TÂCHES À RÉALISER →
A – Recopiez fidèlement la décision du Conseil d'État depuis « AU NOM DU PEUPLE » jusqu'à « est-ouest rouennais (TEOR). » inclus.
B – Filtrez les enregistrements en ne conservant que les lignes qui contiennent la chaîne « legend ».

*** TEXTE DE LECTURE ***

Base de jurisprudence

Ariane Web: Conseil d'État 376235, lecture du 20 juin 2016, ECLI:FR:CECHR:2016:376235.20160620

Décision n° 376235
20 juin 2016
Conseil d'État

N° 376235
ECLI:FR:CECHR:2016:376235.20160620
Mentionné aux tables du recueil Lebon
7ème - 2ème chambres réunies
Mme Charline Nicolas, rapporteur
M. Olivier Henrard, rapporteur public
SCP MATUCHANSKY, VEXLIARD, POUPOT ; SCP BOULLOCHE, avocats


Lecture du lundi 20 juin 2016
REPUBLIQUE FRANCAISE

AU NOM DU PEUPLE FRANCAIS



Vu la procédure suivante :

Procédure contentieuse antérieure

Les sociétés Eurovia Haute-Normandie et Colas Ile-de-France Normandie ont demandé au tribunal administratif de Rouen de condamner la communauté de l'agglomération rouennaise à leur verser des sommes correspondant au solde du marché ayant pour objet la fourniture et la mise en oeuvre de la structure de la voirie du programme du transport est-ouest rouennais (TEOR).

Par un jugement n°s 0603094, 0801921 du 14 mai 2009, le tribunal administratif de Rouen a fixé au 9 février 2001 la date d'achèvement du marché et déchargé les sociétés des pénalités de retard appliquées par le maître d'ouvrage pour la période du 10 février au 21 mai 2001.

Par un arrêt n°s 09DA01058, 09DA01215 du 19 octobre 2010, la cour administrative d'appel de Douai a rejeté la requête d'appel présentée par la communauté de l'agglomération rouennaise.

La communauté de l'agglomération Rouen-Elbeuf-Austreberthe (CREA), venue aux droits de la communauté de l'agglomération rouennaise, a formé un pourvoi en cassation contre cet arrêt.

Par une décision n° 345137 du 16 mai 2012, le Conseil d'Etat statuant au contentieux a annulé cet arrêt du 19 octobre 2012 en tant qu'il avait statué sur les conclusions de la CREA relatives aux pénalités de retard dans l'exécution du marché et a renvoyé dans cette mesure l'affaire à la cour administrative d'appel de Douai.

Par un arrêt n° 12DA00861 du 10 janvier 2014, la cour administrative d'appel de Douai a, en premier lieu, annulé le jugement du 14 mai 2009 en tant qu'il avait déchargé les sociétés requérantes des pénalités de retard pour la période du 10 février au 21 mai 2001, en deuxième lieu, rejeté leurs conclusions tendant à la décharge des pénalités de retard pour la période du 10 février au 21 mai 2001, en troisième lieu, condamné les sociétés Eurovia Haute-Normandie et Colas Ile-de-France Normandie à verser à la CREA les intérêts sur les pénalités afférentes à la période comprise entre le 10 février et le 21 mai 2001 à compter du 10 décembre 2007 et leur capitalisation à compter du 18 octobre 2012 ainsi qu'à chaque échéance annuelle et, en dernier lieu, rejeté le surplus des conclusions de la CREA et les conclusions incidentes des sociétés Eurovia Haute-Normandie et Colas Ile-de-France Normandie.

*** ENTRÉES EXTRAITES ***

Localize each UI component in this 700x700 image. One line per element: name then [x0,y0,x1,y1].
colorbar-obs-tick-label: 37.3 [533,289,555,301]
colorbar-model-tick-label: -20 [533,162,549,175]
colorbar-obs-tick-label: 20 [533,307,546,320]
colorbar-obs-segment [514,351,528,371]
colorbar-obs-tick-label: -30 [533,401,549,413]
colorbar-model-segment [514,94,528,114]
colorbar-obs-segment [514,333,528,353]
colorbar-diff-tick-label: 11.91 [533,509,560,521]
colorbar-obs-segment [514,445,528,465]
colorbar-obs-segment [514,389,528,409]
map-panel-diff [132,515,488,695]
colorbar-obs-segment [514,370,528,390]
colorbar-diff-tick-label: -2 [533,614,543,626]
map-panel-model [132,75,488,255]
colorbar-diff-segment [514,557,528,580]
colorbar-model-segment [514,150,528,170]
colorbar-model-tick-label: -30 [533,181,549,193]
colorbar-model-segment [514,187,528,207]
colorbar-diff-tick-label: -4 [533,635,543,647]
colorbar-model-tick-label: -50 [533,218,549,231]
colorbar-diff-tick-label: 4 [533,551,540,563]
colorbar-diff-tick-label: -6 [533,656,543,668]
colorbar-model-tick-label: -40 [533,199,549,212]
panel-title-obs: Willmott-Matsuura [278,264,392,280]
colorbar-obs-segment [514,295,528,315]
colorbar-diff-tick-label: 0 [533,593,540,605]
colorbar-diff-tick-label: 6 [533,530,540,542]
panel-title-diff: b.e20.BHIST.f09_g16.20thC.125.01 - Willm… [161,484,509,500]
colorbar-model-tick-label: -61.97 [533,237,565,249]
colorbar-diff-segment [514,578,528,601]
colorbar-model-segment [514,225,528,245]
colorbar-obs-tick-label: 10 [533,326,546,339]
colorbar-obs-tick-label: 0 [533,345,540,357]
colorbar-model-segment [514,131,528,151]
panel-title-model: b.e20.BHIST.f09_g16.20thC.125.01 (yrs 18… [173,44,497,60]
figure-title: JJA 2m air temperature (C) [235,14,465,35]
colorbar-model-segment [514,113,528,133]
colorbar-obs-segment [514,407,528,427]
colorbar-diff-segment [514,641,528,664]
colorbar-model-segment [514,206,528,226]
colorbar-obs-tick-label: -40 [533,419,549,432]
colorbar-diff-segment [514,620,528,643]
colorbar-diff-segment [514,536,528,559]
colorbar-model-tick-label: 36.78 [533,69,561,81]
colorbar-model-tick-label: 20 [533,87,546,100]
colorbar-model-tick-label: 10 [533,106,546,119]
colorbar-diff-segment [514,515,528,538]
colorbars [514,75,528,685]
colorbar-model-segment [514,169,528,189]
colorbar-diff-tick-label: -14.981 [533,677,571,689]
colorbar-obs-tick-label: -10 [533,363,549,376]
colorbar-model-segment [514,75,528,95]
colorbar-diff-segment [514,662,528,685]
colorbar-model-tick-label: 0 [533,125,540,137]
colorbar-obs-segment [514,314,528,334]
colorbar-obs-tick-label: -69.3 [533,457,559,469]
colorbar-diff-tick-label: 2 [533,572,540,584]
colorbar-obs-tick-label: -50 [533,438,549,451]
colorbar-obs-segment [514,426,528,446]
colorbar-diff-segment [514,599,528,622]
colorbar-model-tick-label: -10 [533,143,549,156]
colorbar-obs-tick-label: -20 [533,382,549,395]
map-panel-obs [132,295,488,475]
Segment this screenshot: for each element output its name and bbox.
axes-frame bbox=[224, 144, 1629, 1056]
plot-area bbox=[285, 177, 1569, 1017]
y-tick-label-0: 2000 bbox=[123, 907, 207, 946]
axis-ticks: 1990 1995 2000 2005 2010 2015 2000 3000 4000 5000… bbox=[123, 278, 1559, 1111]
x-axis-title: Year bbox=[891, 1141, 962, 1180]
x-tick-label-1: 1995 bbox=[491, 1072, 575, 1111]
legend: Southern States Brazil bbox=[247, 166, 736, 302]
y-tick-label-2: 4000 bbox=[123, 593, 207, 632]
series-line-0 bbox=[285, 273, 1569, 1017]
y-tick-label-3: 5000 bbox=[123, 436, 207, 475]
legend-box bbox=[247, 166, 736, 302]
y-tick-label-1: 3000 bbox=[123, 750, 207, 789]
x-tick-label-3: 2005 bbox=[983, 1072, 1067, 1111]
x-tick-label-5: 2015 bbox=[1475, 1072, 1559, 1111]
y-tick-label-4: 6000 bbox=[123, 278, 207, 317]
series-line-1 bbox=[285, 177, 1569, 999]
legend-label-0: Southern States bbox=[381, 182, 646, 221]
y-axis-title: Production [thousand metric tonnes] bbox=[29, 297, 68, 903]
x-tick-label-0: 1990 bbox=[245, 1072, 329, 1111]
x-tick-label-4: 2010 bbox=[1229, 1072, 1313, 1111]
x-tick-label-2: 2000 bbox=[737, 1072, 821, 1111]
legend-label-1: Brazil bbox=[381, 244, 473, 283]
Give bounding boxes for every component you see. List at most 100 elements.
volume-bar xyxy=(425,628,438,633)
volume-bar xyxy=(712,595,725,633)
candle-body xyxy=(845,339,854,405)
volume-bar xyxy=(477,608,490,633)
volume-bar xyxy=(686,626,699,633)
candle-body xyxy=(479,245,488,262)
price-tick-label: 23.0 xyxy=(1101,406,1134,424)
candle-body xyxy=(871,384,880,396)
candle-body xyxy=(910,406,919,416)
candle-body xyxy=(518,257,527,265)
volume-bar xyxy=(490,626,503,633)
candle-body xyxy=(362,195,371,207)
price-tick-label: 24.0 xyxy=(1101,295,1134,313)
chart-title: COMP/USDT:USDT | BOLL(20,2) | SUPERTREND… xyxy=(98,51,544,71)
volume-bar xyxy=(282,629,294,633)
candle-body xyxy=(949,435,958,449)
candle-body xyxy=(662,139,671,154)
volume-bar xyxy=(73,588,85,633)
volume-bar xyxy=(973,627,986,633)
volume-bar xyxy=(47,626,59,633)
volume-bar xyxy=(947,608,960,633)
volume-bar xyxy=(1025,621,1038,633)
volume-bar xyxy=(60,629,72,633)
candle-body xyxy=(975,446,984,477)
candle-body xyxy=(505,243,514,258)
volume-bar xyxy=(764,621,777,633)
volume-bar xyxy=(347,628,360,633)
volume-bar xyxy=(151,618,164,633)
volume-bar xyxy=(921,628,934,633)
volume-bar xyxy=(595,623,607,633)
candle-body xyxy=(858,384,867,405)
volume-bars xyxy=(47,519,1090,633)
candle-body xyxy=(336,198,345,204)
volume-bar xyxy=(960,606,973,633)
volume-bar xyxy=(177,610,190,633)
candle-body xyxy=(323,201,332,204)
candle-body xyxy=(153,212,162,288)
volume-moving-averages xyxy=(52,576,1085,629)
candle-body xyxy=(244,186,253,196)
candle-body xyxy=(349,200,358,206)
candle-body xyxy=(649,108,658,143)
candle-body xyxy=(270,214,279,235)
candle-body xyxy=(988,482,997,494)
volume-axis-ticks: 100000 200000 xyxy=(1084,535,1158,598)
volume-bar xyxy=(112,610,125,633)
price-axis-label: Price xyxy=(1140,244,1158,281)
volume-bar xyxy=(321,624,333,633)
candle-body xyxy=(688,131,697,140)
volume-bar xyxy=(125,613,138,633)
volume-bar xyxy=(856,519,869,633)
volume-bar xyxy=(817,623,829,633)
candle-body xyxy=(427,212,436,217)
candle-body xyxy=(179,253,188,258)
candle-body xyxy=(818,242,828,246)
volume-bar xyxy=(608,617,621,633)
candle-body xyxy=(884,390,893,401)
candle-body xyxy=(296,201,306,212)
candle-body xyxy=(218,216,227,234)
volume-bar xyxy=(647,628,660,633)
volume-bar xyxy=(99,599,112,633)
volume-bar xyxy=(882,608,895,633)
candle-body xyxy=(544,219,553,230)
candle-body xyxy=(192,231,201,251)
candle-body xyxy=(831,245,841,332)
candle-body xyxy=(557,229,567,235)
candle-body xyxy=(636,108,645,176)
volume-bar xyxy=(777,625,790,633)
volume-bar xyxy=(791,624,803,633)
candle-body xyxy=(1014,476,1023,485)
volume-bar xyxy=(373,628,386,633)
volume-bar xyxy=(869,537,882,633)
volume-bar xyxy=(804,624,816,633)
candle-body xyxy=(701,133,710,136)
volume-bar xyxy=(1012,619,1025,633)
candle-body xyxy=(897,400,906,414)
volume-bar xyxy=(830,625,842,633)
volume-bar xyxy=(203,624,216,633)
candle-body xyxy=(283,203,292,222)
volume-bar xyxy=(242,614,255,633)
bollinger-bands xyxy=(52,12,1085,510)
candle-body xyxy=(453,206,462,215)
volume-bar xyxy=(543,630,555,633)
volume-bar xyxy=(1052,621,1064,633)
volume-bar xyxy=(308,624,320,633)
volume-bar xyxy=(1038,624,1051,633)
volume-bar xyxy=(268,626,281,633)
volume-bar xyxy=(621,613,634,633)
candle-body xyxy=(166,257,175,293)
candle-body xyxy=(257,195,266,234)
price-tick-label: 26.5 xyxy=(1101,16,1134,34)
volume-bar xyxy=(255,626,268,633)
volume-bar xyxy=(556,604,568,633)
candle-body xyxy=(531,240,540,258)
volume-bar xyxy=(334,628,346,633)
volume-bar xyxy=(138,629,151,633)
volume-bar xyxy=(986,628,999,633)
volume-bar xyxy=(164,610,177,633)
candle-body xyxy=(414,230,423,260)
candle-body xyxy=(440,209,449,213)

***

RÉPONSES PAR TÂCHE →
A –
AU NOM DU PEUPLE FRANCAIS



Vu la procédure suivante :

Procédure contentieuse antérieure

Les sociétés Eurovia Haute-Normandie et Colas Ile-de-France Normandie ont demandé au tribunal administratif de Rouen de condamner la communauté de l'agglomération rouennaise à leur verser des sommes correspondant au solde du marché ayant pour objet la fourniture et la mise en oeuvre de la structure de la voirie du programme du transport est-ouest rouennais (TEOR).

B –
legend: Southern States Brazil bbox=[247, 166, 736, 302]
legend-box bbox=[247, 166, 736, 302]
legend-label-0: Southern States bbox=[381, 182, 646, 221]
legend-label-1: Brazil bbox=[381, 244, 473, 283]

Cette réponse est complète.